***** Record set *****
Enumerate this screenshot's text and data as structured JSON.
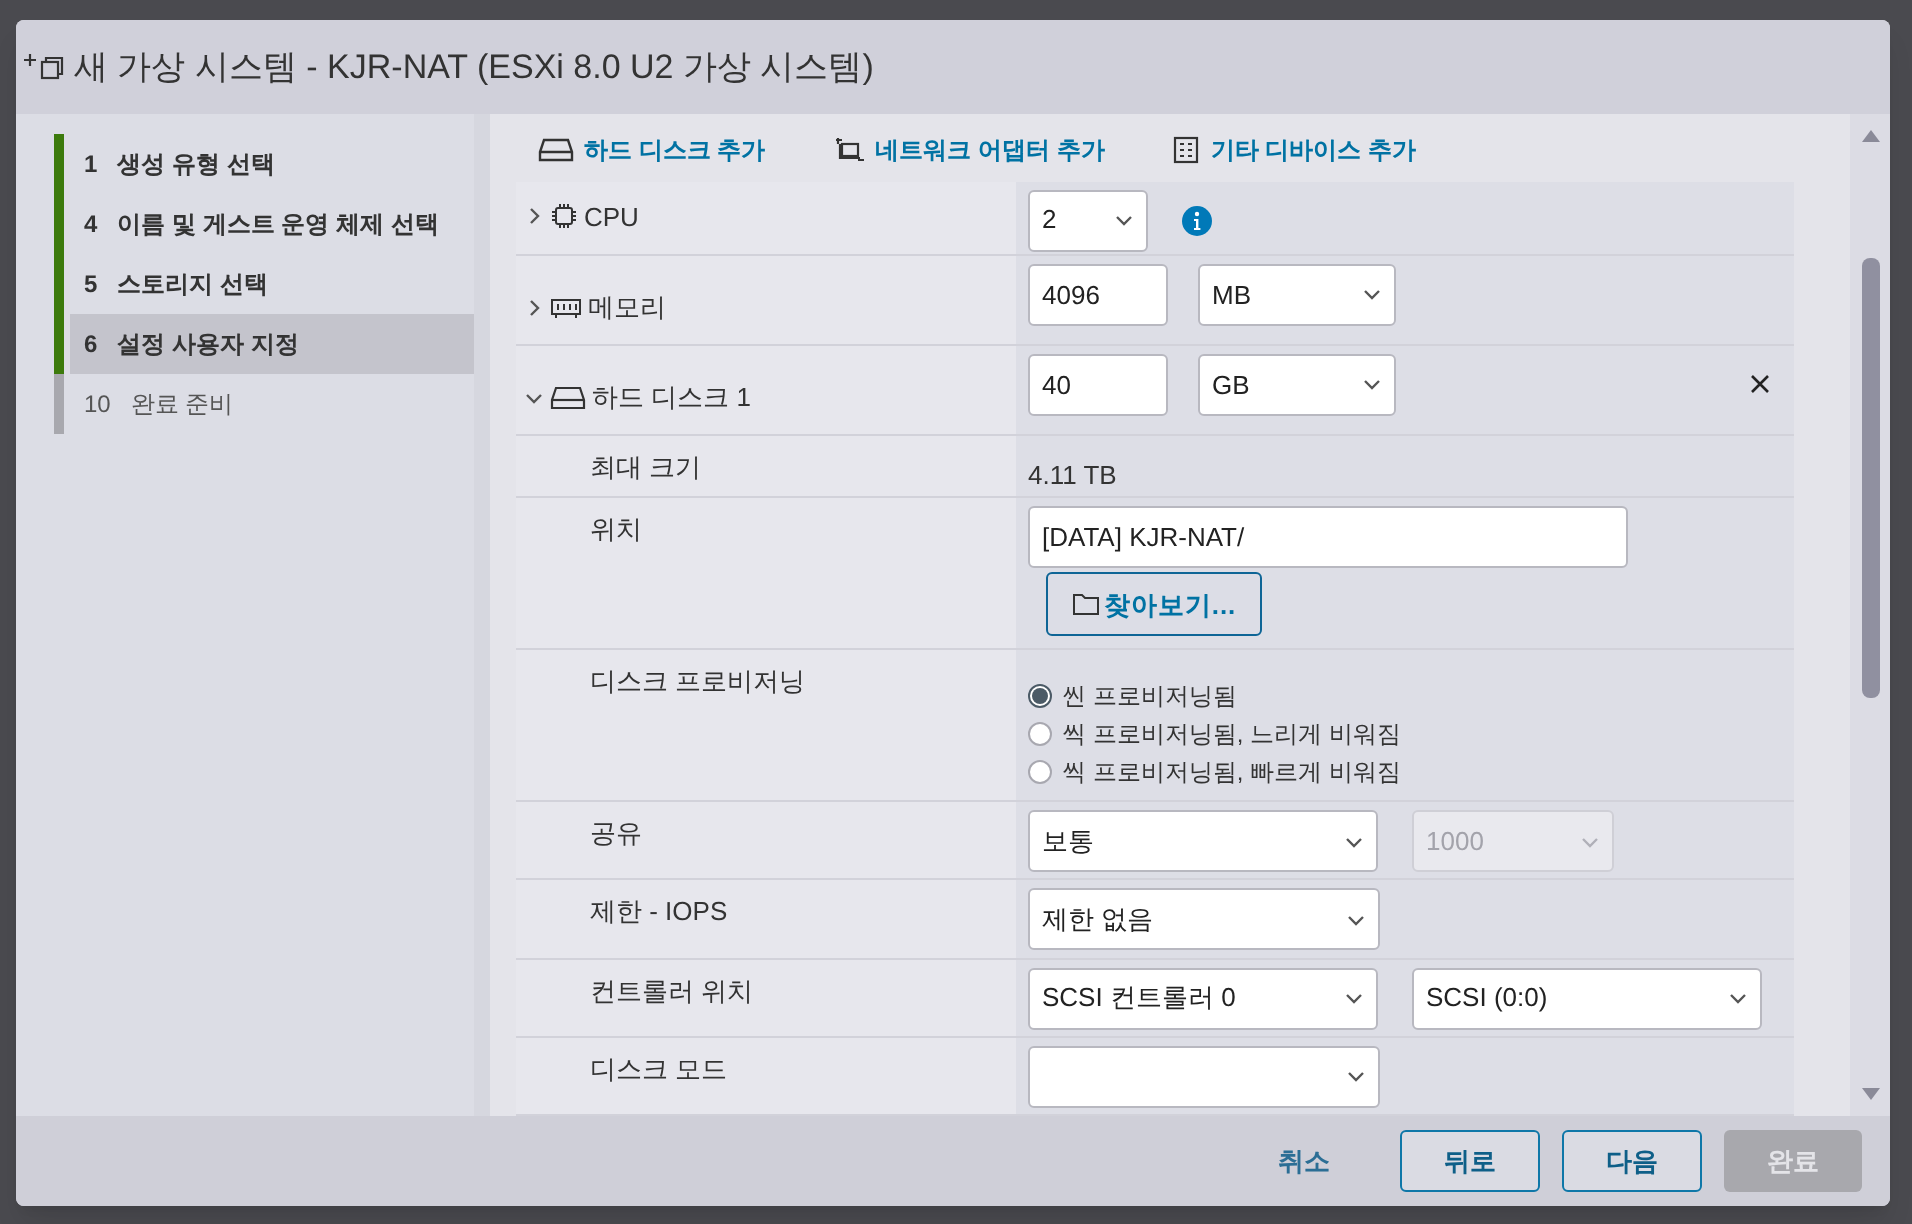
{
  "dialog": {
    "title": "새 가상 시스템 - KJR-NAT (ESXi 8.0 U2 가상 시스템)"
  },
  "steps": [
    {
      "number": "1",
      "label": "생성 유형 선택",
      "done": true,
      "selected": false
    },
    {
      "number": "4",
      "label": "이름 및 게스트 운영 체제 선택",
      "done": true,
      "selected": false
    },
    {
      "number": "5",
      "label": "스토리지 선택",
      "done": true,
      "selected": false
    },
    {
      "number": "6",
      "label": "설정 사용자 지정",
      "done": true,
      "selected": true
    },
    {
      "number": "10",
      "label": "완료 준비",
      "done": false,
      "selected": false
    }
  ],
  "toolbar": [
    {
      "label": "하드 디스크 추가",
      "kind": "disk"
    },
    {
      "label": "네트워크 어댑터 추가",
      "kind": "network"
    },
    {
      "label": "기타 디바이스 추가",
      "kind": "device"
    }
  ],
  "hardware": [
    {
      "kind": "select",
      "label": "CPU",
      "expanded": false,
      "value": "2",
      "info": true
    },
    {
      "kind": "size",
      "label": "메모리",
      "expanded": false,
      "value": "4096",
      "unit": "MB"
    },
    {
      "kind": "size",
      "label": "하드 디스크 1",
      "expanded": true,
      "value": "40",
      "unit": "GB",
      "removable": true,
      "children": [
        {
          "kind": "text",
          "label": "최대 크기",
          "value": "4.11 TB"
        },
        {
          "kind": "location",
          "label": "위치",
          "value": "[DATA] KJR-NAT/",
          "button": "찾아보기..."
        },
        {
          "kind": "radio",
          "label": "디스크 프로비저닝",
          "options": [
            {
              "label": "씬 프로비저닝됨",
              "selected": true
            },
            {
              "label": "씩 프로비저닝됨, 느리게 비워짐",
              "selected": false
            },
            {
              "label": "씩 프로비저닝됨, 빠르게 비워짐",
              "selected": false
            }
          ]
        },
        {
          "kind": "select",
          "label": "공유",
          "value": "보통",
          "second": {
            "value": "1000",
            "disabled": true
          }
        },
        {
          "kind": "select",
          "label": "제한 - IOPS",
          "value": "제한 없음"
        },
        {
          "kind": "select",
          "label": "컨트롤러 위치",
          "value": "SCSI 컨트롤러 0",
          "second": {
            "value": "SCSI (0:0)",
            "disabled": false
          }
        },
        {
          "kind": "select",
          "label": "디스크 모드"
        }
      ]
    }
  ],
  "footer": [
    {
      "label": "취소",
      "kind": "link"
    },
    {
      "label": "뒤로",
      "kind": "outline"
    },
    {
      "label": "다음",
      "kind": "outline"
    },
    {
      "label": "완료",
      "kind": "primary",
      "disabled": true
    }
  ]
}
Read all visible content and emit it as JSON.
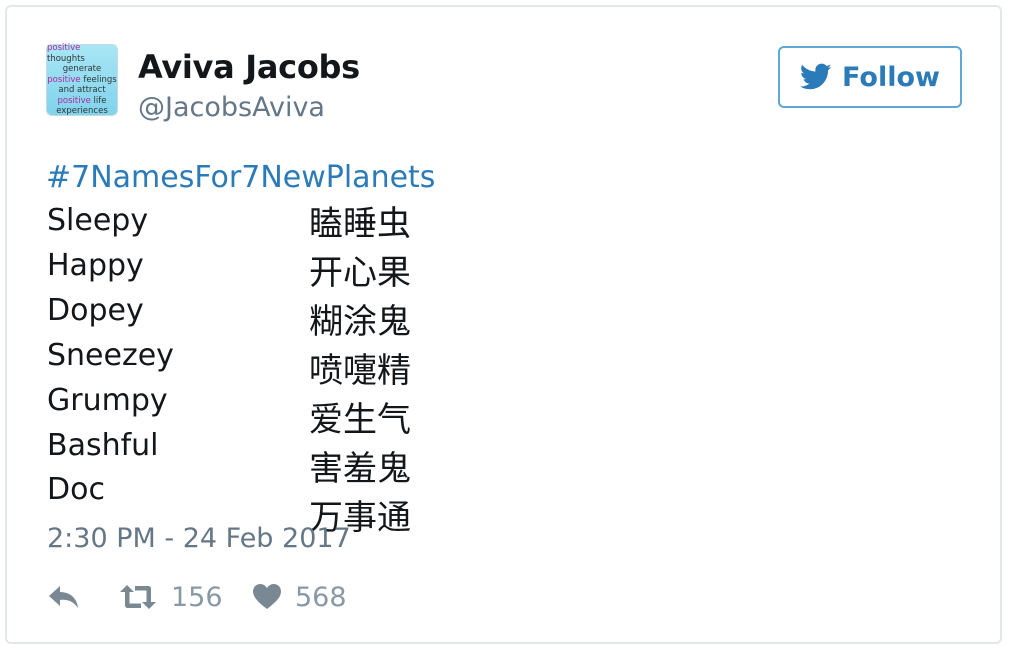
*****
**Exercise:** Retype the entries word for word. Omit any images.

**Full output:**
Enumerate this screenshot's text and data as structured JSON.
{
  "dialog": {
    "title": "새 가상 시스템 - KJR-NAT (ESXi 8.0 U2 가상 시스템)"
  },
  "steps": [
    {
      "number": "1",
      "label": "생성 유형 선택",
      "done": true,
      "selected": false
    },
    {
      "number": "4",
      "label": "이름 및 게스트 운영 체제 선택",
      "done": true,
      "selected": false
    },
    {
      "number": "5",
      "label": "스토리지 선택",
      "done": true,
      "selected": false
    },
    {
      "number": "6",
      "label": "설정 사용자 지정",
      "done": true,
      "selected": true
    },
    {
      "number": "10",
      "label": "완료 준비",
      "done": false,
      "selected": false
    }
  ],
  "toolbar": [
    {
      "label": "하드 디스크 추가",
      "kind": "disk"
    },
    {
      "label": "네트워크 어댑터 추가",
      "kind": "network"
    },
    {
      "label": "기타 디바이스 추가",
      "kind": "device"
    }
  ],
  "hardware": [
    {
      "kind": "select",
      "label": "CPU",
      "expanded": false,
      "value": "2",
      "info": true
    },
    {
      "kind": "size",
      "label": "메모리",
      "expanded": false,
      "value": "4096",
      "unit": "MB"
    },
    {
      "kind": "size",
      "label": "하드 디스크 1",
      "expanded": true,
      "value": "40",
      "unit": "GB",
      "removable": true,
      "children": [
        {
          "kind": "text",
          "label": "최대 크기",
          "value": "4.11 TB"
        },
        {
          "kind": "location",
          "label": "위치",
          "value": "[DATA] KJR-NAT/",
          "button": "찾아보기..."
        },
        {
          "kind": "radio",
          "label": "디스크 프로비저닝",
          "options": [
            {
              "label": "씬 프로비저닝됨",
              "selected": true
            },
            {
              "label": "씩 프로비저닝됨, 느리게 비워짐",
              "selected": false
            },
            {
              "label": "씩 프로비저닝됨, 빠르게 비워짐",
              "selected": false
            }
          ]
        },
        {
          "kind": "select",
          "label": "공유",
          "value": "보통",
          "second": {
            "value": "1000",
            "disabled": true
          }
        },
        {
          "kind": "select",
          "label": "제한 - IOPS",
          "value": "제한 없음"
        },
        {
          "kind": "select",
          "label": "컨트롤러 위치",
          "value": "SCSI 컨트롤러 0",
          "second": {
            "value": "SCSI (0:0)",
            "disabled": false
          }
        },
        {
          "kind": "select",
          "label": "디스크 모드"
        }
      ]
    }
  ],
  "footer": [
    {
      "label": "취소",
      "kind": "link"
    },
    {
      "label": "뒤로",
      "kind": "outline"
    },
    {
      "label": "다음",
      "kind": "outline"
    },
    {
      "label": "완료",
      "kind": "primary",
      "disabled": true
    }
  ]
}
Read all visible content and emit it as JSON.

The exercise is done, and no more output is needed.